- Aim of the exercise -
From the listing below, pull each line that includes "NIVEL".

- Given data -

===

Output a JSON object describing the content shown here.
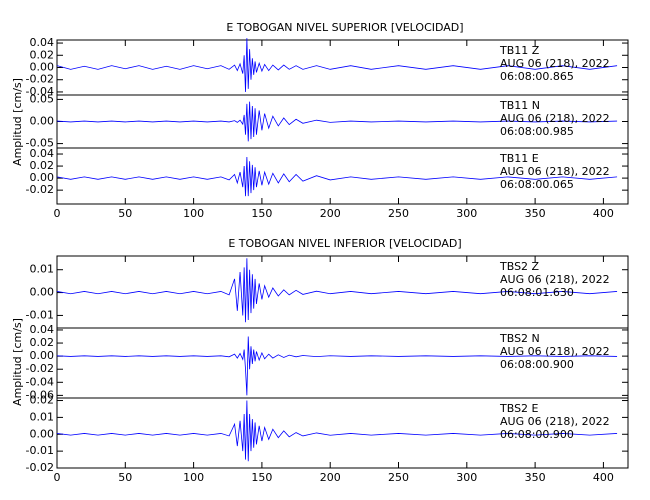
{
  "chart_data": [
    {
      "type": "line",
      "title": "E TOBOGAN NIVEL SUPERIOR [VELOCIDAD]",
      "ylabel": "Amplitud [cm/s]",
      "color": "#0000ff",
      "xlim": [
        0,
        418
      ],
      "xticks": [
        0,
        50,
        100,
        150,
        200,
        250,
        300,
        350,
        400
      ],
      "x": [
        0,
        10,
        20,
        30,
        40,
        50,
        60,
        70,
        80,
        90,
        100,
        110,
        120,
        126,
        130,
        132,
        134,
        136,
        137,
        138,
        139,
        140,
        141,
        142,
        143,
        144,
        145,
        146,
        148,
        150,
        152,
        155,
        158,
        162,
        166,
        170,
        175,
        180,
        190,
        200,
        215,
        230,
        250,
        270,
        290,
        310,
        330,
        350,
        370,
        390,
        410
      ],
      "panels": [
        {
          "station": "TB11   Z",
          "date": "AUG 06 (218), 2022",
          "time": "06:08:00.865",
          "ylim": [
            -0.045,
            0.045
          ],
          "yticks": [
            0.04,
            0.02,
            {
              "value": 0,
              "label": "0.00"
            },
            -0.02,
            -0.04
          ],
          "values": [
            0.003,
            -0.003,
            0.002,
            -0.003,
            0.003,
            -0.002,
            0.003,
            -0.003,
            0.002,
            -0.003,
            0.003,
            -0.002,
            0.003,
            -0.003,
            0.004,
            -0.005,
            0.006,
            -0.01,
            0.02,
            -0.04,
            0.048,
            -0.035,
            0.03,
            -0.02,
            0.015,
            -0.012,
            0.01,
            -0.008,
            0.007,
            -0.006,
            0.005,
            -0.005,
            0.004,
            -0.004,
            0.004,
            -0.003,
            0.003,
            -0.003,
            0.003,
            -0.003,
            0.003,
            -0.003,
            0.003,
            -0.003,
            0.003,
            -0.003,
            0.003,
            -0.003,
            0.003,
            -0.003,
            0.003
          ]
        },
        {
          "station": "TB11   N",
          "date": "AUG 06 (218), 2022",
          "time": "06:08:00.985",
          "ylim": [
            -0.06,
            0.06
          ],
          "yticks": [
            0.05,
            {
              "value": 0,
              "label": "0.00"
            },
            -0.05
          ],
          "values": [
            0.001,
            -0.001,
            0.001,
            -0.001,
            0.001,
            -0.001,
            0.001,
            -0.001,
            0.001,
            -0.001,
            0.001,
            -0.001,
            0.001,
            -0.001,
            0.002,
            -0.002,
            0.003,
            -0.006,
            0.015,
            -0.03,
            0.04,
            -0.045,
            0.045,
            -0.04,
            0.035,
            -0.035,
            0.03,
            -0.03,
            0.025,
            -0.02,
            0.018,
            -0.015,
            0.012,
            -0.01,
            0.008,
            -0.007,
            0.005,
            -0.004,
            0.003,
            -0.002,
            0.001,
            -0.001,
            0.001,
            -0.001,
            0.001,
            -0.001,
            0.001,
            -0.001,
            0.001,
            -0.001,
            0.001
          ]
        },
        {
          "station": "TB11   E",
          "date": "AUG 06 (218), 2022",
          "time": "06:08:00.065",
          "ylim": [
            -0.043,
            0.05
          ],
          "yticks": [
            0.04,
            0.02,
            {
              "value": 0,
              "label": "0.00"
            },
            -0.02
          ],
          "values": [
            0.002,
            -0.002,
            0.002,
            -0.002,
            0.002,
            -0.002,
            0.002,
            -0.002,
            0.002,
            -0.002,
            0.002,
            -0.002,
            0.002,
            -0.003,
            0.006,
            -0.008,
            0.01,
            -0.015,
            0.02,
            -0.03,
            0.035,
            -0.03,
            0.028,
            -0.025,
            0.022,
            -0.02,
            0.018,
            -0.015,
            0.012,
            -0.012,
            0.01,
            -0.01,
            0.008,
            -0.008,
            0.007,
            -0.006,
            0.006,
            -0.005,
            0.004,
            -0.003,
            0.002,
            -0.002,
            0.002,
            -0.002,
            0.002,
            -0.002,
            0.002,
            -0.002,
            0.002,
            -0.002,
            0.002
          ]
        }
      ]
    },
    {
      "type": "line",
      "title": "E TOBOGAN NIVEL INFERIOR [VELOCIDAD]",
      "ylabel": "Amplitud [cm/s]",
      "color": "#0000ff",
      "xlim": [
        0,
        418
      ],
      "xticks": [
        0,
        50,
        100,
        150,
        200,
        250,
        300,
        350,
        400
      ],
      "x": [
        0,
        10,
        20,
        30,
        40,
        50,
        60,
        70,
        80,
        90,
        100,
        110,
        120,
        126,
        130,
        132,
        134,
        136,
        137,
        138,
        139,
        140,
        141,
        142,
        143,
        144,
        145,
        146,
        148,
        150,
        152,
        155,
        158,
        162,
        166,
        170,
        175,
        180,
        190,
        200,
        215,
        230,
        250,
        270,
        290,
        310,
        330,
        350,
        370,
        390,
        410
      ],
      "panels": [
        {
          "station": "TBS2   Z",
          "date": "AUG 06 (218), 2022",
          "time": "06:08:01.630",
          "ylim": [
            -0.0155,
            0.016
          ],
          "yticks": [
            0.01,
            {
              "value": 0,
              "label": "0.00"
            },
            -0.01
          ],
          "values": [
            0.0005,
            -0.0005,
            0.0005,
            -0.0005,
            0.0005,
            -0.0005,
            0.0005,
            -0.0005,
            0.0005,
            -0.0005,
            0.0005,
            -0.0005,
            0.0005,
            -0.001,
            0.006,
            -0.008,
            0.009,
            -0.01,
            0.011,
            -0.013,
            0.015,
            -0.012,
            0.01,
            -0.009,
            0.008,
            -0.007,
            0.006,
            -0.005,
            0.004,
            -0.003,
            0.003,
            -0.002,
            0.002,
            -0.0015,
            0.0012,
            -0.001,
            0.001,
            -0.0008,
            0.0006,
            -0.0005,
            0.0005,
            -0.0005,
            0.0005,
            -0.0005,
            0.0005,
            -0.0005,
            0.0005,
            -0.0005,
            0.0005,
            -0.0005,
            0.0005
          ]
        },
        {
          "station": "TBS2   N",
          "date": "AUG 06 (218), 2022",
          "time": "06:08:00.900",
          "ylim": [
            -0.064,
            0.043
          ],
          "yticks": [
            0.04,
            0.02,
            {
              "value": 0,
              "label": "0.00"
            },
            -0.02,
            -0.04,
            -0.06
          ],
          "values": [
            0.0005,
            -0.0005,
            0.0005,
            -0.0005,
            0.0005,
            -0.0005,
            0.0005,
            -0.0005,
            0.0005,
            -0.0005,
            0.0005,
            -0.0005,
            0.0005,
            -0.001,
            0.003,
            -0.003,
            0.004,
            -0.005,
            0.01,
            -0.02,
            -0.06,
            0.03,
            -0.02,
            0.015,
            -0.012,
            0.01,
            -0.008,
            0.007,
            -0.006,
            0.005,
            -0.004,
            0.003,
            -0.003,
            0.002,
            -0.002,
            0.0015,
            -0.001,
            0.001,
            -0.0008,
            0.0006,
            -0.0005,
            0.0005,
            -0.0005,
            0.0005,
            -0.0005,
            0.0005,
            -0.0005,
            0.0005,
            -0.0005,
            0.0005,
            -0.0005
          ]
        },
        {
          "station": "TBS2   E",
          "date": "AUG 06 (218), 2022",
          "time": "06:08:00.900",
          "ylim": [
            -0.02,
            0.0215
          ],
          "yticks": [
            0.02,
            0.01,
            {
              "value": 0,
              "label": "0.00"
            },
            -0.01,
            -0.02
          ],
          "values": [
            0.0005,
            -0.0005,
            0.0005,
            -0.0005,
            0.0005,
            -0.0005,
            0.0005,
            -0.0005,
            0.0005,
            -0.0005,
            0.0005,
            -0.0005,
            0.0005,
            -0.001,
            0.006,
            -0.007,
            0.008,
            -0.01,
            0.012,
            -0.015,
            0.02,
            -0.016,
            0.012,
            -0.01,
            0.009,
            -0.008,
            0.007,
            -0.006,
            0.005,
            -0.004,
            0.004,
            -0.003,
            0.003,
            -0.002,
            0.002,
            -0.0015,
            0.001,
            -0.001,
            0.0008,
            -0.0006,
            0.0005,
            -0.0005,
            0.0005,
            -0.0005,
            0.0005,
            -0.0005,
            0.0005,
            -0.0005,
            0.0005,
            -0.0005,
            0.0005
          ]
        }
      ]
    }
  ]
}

===

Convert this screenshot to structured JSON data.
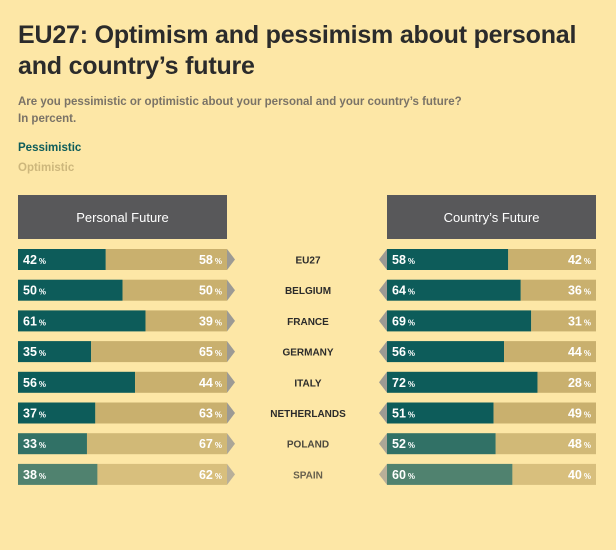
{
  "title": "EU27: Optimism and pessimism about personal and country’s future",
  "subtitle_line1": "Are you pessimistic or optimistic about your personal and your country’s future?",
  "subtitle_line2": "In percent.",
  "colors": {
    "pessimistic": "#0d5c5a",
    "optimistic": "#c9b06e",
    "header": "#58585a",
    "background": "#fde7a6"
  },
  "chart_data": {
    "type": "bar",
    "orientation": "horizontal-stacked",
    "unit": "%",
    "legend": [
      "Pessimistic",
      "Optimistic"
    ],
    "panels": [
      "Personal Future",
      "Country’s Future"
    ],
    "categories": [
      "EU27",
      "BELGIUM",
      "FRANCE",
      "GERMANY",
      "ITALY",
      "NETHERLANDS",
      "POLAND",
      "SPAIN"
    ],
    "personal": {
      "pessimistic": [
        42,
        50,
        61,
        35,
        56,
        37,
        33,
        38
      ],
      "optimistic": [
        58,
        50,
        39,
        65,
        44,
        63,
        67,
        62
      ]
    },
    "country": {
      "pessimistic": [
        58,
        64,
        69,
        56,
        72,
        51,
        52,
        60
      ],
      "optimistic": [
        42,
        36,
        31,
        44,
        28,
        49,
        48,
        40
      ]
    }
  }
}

===

- Solution to the problem -
      "title": "E TOBOGAN NIVEL SUPERIOR [VELOCIDAD]",
      "title": "E TOBOGAN NIVEL INFERIOR [VELOCIDAD]",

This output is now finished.